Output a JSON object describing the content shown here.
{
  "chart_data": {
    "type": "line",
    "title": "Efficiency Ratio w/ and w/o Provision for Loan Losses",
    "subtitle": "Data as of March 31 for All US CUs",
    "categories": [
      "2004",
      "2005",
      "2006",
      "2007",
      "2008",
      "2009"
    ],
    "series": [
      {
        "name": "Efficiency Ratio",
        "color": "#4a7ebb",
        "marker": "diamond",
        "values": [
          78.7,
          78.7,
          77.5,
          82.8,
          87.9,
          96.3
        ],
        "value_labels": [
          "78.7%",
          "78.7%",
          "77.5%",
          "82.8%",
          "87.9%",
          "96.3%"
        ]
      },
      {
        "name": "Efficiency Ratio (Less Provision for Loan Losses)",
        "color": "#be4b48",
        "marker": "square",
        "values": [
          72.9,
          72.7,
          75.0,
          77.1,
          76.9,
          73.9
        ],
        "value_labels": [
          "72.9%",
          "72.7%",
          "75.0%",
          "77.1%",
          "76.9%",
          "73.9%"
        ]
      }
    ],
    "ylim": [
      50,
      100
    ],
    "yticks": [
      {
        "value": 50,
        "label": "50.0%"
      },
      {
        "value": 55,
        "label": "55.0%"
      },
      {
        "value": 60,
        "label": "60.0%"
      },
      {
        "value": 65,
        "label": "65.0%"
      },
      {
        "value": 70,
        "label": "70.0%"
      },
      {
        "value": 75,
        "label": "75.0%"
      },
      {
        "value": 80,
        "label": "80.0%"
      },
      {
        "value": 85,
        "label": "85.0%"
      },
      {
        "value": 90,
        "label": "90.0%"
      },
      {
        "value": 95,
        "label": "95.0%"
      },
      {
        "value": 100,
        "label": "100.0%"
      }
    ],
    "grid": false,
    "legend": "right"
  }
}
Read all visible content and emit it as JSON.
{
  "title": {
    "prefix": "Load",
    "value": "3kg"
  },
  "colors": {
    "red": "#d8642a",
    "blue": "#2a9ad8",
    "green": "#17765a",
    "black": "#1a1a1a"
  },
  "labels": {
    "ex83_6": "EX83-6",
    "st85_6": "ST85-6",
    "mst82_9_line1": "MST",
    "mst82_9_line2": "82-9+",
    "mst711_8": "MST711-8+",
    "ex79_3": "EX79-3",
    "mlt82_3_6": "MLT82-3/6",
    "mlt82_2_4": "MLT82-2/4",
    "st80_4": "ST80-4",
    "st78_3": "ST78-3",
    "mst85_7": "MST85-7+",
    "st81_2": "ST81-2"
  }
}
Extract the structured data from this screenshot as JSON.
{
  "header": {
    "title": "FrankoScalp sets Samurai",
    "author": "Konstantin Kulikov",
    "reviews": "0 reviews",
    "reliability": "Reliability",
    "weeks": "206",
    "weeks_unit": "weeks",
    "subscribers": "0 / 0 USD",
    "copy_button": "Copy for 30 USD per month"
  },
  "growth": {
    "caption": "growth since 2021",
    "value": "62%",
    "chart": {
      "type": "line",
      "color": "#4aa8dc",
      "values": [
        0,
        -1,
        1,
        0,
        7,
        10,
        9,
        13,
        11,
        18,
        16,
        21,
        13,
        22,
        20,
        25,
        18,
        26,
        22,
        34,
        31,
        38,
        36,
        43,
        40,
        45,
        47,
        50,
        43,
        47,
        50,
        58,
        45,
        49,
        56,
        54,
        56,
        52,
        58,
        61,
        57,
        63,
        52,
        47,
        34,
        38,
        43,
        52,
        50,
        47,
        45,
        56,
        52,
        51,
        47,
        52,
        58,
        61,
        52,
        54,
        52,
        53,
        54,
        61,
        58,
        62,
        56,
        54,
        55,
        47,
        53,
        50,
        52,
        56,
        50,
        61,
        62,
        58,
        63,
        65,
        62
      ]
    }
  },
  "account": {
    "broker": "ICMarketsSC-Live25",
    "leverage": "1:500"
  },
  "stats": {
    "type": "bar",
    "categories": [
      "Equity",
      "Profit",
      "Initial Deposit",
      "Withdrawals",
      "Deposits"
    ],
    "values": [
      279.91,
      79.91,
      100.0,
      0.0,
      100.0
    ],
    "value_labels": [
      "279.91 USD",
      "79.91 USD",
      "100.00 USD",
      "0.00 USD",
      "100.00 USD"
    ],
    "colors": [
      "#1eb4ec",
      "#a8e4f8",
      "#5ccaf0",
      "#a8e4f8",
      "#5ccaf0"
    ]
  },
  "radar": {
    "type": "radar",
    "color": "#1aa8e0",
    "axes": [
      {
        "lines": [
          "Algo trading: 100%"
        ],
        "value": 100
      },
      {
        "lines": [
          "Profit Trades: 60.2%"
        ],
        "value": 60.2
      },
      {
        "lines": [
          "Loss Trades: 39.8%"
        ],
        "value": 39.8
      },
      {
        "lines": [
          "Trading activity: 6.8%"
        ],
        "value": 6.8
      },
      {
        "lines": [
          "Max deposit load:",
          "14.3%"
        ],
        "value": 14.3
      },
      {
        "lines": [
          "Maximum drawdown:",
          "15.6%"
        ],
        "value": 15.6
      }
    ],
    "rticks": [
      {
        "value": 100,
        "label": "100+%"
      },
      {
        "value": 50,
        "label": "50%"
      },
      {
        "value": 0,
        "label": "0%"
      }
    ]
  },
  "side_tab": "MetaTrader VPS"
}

--------------------------------------------------

**What to work on**
Tally every line of the listing that holds the string "Losses", then give the number by itself.

**Output for this task**
2